* **WHAT YOU NEED TO DO**
Continue the passage on why documentation matters in performance management, picking up after its last sentence.

Why Is Documentation Important?

Learn the multiple reasons for keeping documentation when managing performance.

One topic that comes hand in hand with performance management is documentation or, more specifically, HR’s need for documentation in a variety of scenarios. In the classic case, if you need to begin proceedings to terminate an employee, you will be asked for documentation to support that decision. It’s important to realize that this is not HR’s attempt to second-guess or circumvent your decision. This is a legal requirement: The company needs to have admissible evidence on hand in the event that the terminated employee alleges discrimination, wrongful termination, or breach of contract.

For that reason, HR will often have “official” places where documentation must live. If you do not keep documentation there, no action will be possible until you do. In many cases, HR will work with you to assemble that documentation, but much of the time it will not be something you can reasonably assemble after the fact. If the employee didn’t meet your expectations back in March, you need to have notes from March to that effect, or it will seem like you are trying to retroactively come up with something. (It will also undercut your management’s faith in you as a leader: “Why didn’t you do something about it back then?”) Tracking incidents, examples, and observations needs to be something you’re doing in real time, not months after the fact.

Aside from the admittedly negative scenarios around the need for documentation, you’ll want to keep data on your employees for positive scenarios, too. When writing a performance review of your employee, for example, make sure you don’t fall victim to “Recency Bias,” in which only the most recent actions show up in the review because they’re top-of-mind as you write it.

* **DATA LINES**
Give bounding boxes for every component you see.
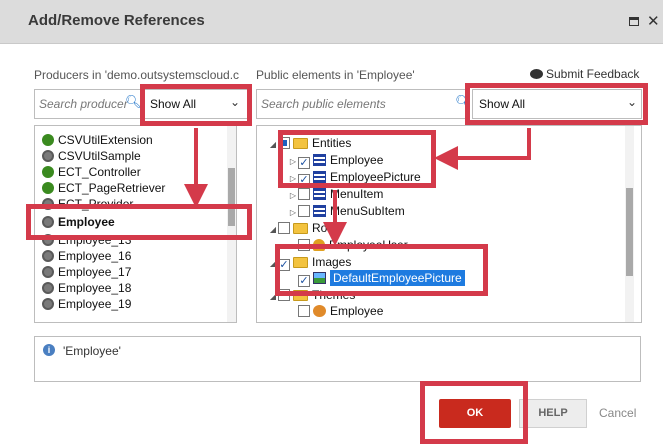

* **WRITTEN RESPONSE**
Also, your boss might ask you an on-the-spot question about someone on your team, and you need to have something to refer back to quickly so as to be able to offer up concrete examples (good or bad) of that employee’s work. If your company is large enough to have an HR department with a compensation analysis team—the group that will examine salaries at the company and compare them to industry averages—that team will often be involved in any promotion or salary bonus/raise reward. That team will request examples that justify the raise.

We often talk about the importance of documentation of code, but “people documentation” is equally, if not more, important. Documentation is your friend, so get into the habit of taking notes. These notes also provide you an option to reflect back on your interactions with and observations of that employee during quiet times, such as plane flights, before or after meetings, or even walks from one office building to another. This helps you spot the patterns that emerge only when you look across the aggregate of somebody’s actions.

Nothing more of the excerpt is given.